Every entry below should be repeated exactly; the pictures should not.
::::::::::
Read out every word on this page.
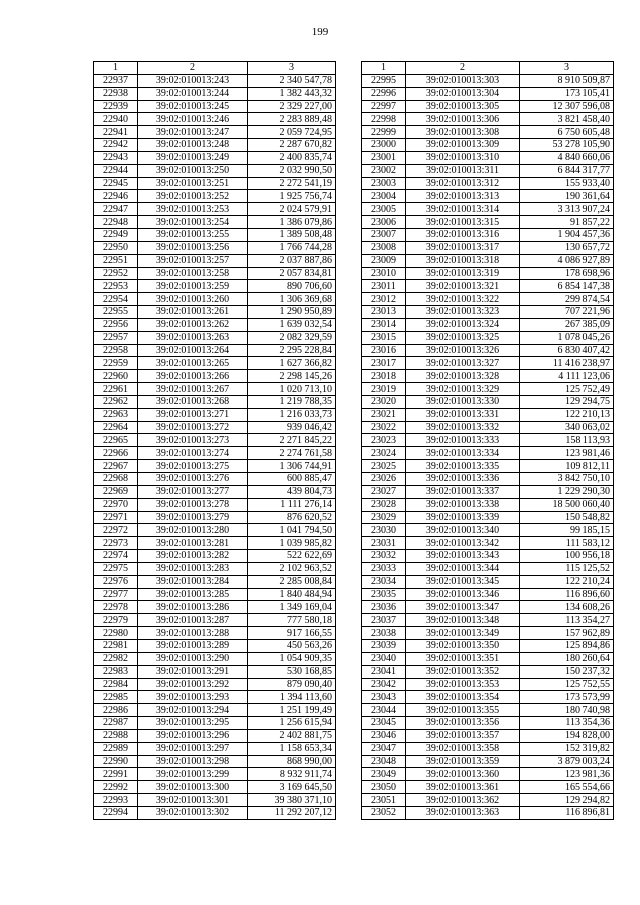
199
1	2	3
22937	39:02:010013:243	2 340 547,78
22938	39:02:010013:244	1 382 443,32
22939	39:02:010013:245	2 329 227,00
22940	39:02:010013:246	2 283 889,48
22941	39:02:010013:247	2 059 724,95
22942	39:02:010013:248	2 287 670,82
22943	39:02:010013:249	2 400 835,74
22944	39:02:010013:250	2 032 990,50
22945	39:02:010013:251	2 272 541,19
22946	39:02:010013:252	1 925 756,74
22947	39:02:010013:253	2 024 579,91
22948	39:02:010013:254	1 386 079,86
22949	39:02:010013:255	1 389 508,48
22950	39:02:010013:256	1 766 744,28
22951	39:02:010013:257	2 037 887,86
22952	39:02:010013:258	2 057 834,81
22953	39:02:010013:259	890 706,60
22954	39:02:010013:260	1 306 369,68
22955	39:02:010013:261	1 290 950,89
22956	39:02:010013:262	1 639 032,54
22957	39:02:010013:263	2 082 329,59
22958	39:02:010013:264	2 295 228,84
22959	39:02:010013:265	1 627 366,82
22960	39:02:010013:266	2 298 145,26
22961	39:02:010013:267	1 020 713,10
22962	39:02:010013:268	1 219 788,35
22963	39:02:010013:271	1 216 033,73
22964	39:02:010013:272	939 046,42
22965	39:02:010013:273	2 271 845,22
22966	39:02:010013:274	2 274 761,58
22967	39:02:010013:275	1 306 744,91
22968	39:02:010013:276	600 885,47
22969	39:02:010013:277	439 804,73
22970	39:02:010013:278	1 111 276,14
22971	39:02:010013:279	876 620,52
22972	39:02:010013:280	1 041 794,50
22973	39:02:010013:281	1 039 985,82
22974	39:02:010013:282	522 622,69
22975	39:02:010013:283	2 102 963,52
22976	39:02:010013:284	2 285 008,84
22977	39:02:010013:285	1 840 484,94
22978	39:02:010013:286	1 349 169,04
22979	39:02:010013:287	777 580,18
22980	39:02:010013:288	917 166,55
22981	39:02:010013:289	450 563,26
22982	39:02:010013:290	1 054 909,35
22983	39:02:010013:291	530 168,85
22984	39:02:010013:292	879 090,40
22985	39:02:010013:293	1 394 113,60
22986	39:02:010013:294	1 251 199,49
22987	39:02:010013:295	1 256 615,94
22988	39:02:010013:296	2 402 881,75
22989	39:02:010013:297	1 158 653,34
22990	39:02:010013:298	868 990,00
22991	39:02:010013:299	8 932 911,74
22992	39:02:010013:300	3 169 645,50
22993	39:02:010013:301	39 380 371,10
22994	39:02:010013:302	11 292 207,12
1	2	3
22995	39:02:010013:303	8 910 509,87
22996	39:02:010013:304	173 105,41
22997	39:02:010013:305	12 307 596,08
22998	39:02:010013:306	3 821 458,40
22999	39:02:010013:308	6 750 605,48
23000	39:02:010013:309	53 278 105,90
23001	39:02:010013:310	4 840 660,06
23002	39:02:010013:311	6 844 317,77
23003	39:02:010013:312	155 933,40
23004	39:02:010013:313	190 361,64
23005	39:02:010013:314	3 313 907,24
23006	39:02:010013:315	91 857,22
23007	39:02:010013:316	1 904 457,36
23008	39:02:010013:317	130 657,72
23009	39:02:010013:318	4 086 927,89
23010	39:02:010013:319	178 698,96
23011	39:02:010013:321	6 854 147,38
23012	39:02:010013:322	299 874,54
23013	39:02:010013:323	707 221,96
23014	39:02:010013:324	267 385,09
23015	39:02:010013:325	1 078 045,26
23016	39:02:010013:326	6 830 407,42
23017	39:02:010013:327	11 416 238,97
23018	39:02:010013:328	4 111 123,06
23019	39:02:010013:329	125 752,49
23020	39:02:010013:330	129 294,75
23021	39:02:010013:331	122 210,13
23022	39:02:010013:332	340 063,02
23023	39:02:010013:333	158 113,93
23024	39:02:010013:334	123 981,46
23025	39:02:010013:335	109 812,11
23026	39:02:010013:336	3 842 750,10
23027	39:02:010013:337	1 229 290,30
23028	39:02:010013:338	18 500 060,40
23029	39:02:010013:339	150 548,82
23030	39:02:010013:340	99 185,15
23031	39:02:010013:342	111 583,12
23032	39:02:010013:343	100 956,18
23033	39:02:010013:344	115 125,52
23034	39:02:010013:345	122 210,24
23035	39:02:010013:346	116 896,60
23036	39:02:010013:347	134 608,26
23037	39:02:010013:348	113 354,27
23038	39:02:010013:349	157 962,89
23039	39:02:010013:350	125 894,86
23040	39:02:010013:351	180 260,64
23041	39:02:010013:352	150 237,32
23042	39:02:010013:353	125 752,55
23043	39:02:010013:354	173 573,99
23044	39:02:010013:355	180 740,98
23045	39:02:010013:356	113 354,36
23046	39:02:010013:357	194 828,00
23047	39:02:010013:358	152 319,82
23048	39:02:010013:359	3 879 003,24
23049	39:02:010013:360	123 981,36
23050	39:02:010013:361	165 554,66
23051	39:02:010013:362	129 294,82
23052	39:02:010013:363	116 896,81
::::::::::
## RESULT OF THE EXERCISE
Read out every word on this page.
199
1	2	3
22937	39:02:010013:243	2 340 547,78
22938	39:02:010013:244	1 382 443,32
22939	39:02:010013:245	2 329 227,00
22940	39:02:010013:246	2 283 889,48
22941	39:02:010013:247	2 059 724,95
22942	39:02:010013:248	2 287 670,82
22943	39:02:010013:249	2 400 835,74
22944	39:02:010013:250	2 032 990,50
22945	39:02:010013:251	2 272 541,19
22946	39:02:010013:252	1 925 756,74
22947	39:02:010013:253	2 024 579,91
22948	39:02:010013:254	1 386 079,86
22949	39:02:010013:255	1 389 508,48
22950	39:02:010013:256	1 766 744,28
22951	39:02:010013:257	2 037 887,86
22952	39:02:010013:258	2 057 834,81
22953	39:02:010013:259	890 706,60
22954	39:02:010013:260	1 306 369,68
22955	39:02:010013:261	1 290 950,89
22956	39:02:010013:262	1 639 032,54
22957	39:02:010013:263	2 082 329,59
22958	39:02:010013:264	2 295 228,84
22959	39:02:010013:265	1 627 366,82
22960	39:02:010013:266	2 298 145,26
22961	39:02:010013:267	1 020 713,10
22962	39:02:010013:268	1 219 788,35
22963	39:02:010013:271	1 216 033,73
22964	39:02:010013:272	939 046,42
22965	39:02:010013:273	2 271 845,22
22966	39:02:010013:274	2 274 761,58
22967	39:02:010013:275	1 306 744,91
22968	39:02:010013:276	600 885,47
22969	39:02:010013:277	439 804,73
22970	39:02:010013:278	1 111 276,14
22971	39:02:010013:279	876 620,52
22972	39:02:010013:280	1 041 794,50
22973	39:02:010013:281	1 039 985,82
22974	39:02:010013:282	522 622,69
22975	39:02:010013:283	2 102 963,52
22976	39:02:010013:284	2 285 008,84
22977	39:02:010013:285	1 840 484,94
22978	39:02:010013:286	1 349 169,04
22979	39:02:010013:287	777 580,18
22980	39:02:010013:288	917 166,55
22981	39:02:010013:289	450 563,26
22982	39:02:010013:290	1 054 909,35
22983	39:02:010013:291	530 168,85
22984	39:02:010013:292	879 090,40
22985	39:02:010013:293	1 394 113,60
22986	39:02:010013:294	1 251 199,49
22987	39:02:010013:295	1 256 615,94
22988	39:02:010013:296	2 402 881,75
22989	39:02:010013:297	1 158 653,34
22990	39:02:010013:298	868 990,00
22991	39:02:010013:299	8 932 911,74
22992	39:02:010013:300	3 169 645,50
22993	39:02:010013:301	39 380 371,10
22994	39:02:010013:302	11 292 207,12
1	2	3
22995	39:02:010013:303	8 910 509,87
22996	39:02:010013:304	173 105,41
22997	39:02:010013:305	12 307 596,08
22998	39:02:010013:306	3 821 458,40
22999	39:02:010013:308	6 750 605,48
23000	39:02:010013:309	53 278 105,90
23001	39:02:010013:310	4 840 660,06
23002	39:02:010013:311	6 844 317,77
23003	39:02:010013:312	155 933,40
23004	39:02:010013:313	190 361,64
23005	39:02:010013:314	3 313 907,24
23006	39:02:010013:315	91 857,22
23007	39:02:010013:316	1 904 457,36
23008	39:02:010013:317	130 657,72
23009	39:02:010013:318	4 086 927,89
23010	39:02:010013:319	178 698,96
23011	39:02:010013:321	6 854 147,38
23012	39:02:010013:322	299 874,54
23013	39:02:010013:323	707 221,96
23014	39:02:010013:324	267 385,09
23015	39:02:010013:325	1 078 045,26
23016	39:02:010013:326	6 830 407,42
23017	39:02:010013:327	11 416 238,97
23018	39:02:010013:328	4 111 123,06
23019	39:02:010013:329	125 752,49
23020	39:02:010013:330	129 294,75
23021	39:02:010013:331	122 210,13
23022	39:02:010013:332	340 063,02
23023	39:02:010013:333	158 113,93
23024	39:02:010013:334	123 981,46
23025	39:02:010013:335	109 812,11
23026	39:02:010013:336	3 842 750,10
23027	39:02:010013:337	1 229 290,30
23028	39:02:010013:338	18 500 060,40
23029	39:02:010013:339	150 548,82
23030	39:02:010013:340	99 185,15
23031	39:02:010013:342	111 583,12
23032	39:02:010013:343	100 956,18
23033	39:02:010013:344	115 125,52
23034	39:02:010013:345	122 210,24
23035	39:02:010013:346	116 896,60
23036	39:02:010013:347	134 608,26
23037	39:02:010013:348	113 354,27
23038	39:02:010013:349	157 962,89
23039	39:02:010013:350	125 894,86
23040	39:02:010013:351	180 260,64
23041	39:02:010013:352	150 237,32
23042	39:02:010013:353	125 752,55
23043	39:02:010013:354	173 573,99
23044	39:02:010013:355	180 740,98
23045	39:02:010013:356	113 354,36
23046	39:02:010013:357	194 828,00
23047	39:02:010013:358	152 319,82
23048	39:02:010013:359	3 879 003,24
23049	39:02:010013:360	123 981,36
23050	39:02:010013:361	165 554,66
23051	39:02:010013:362	129 294,82
23052	39:02:010013:363	116 896,81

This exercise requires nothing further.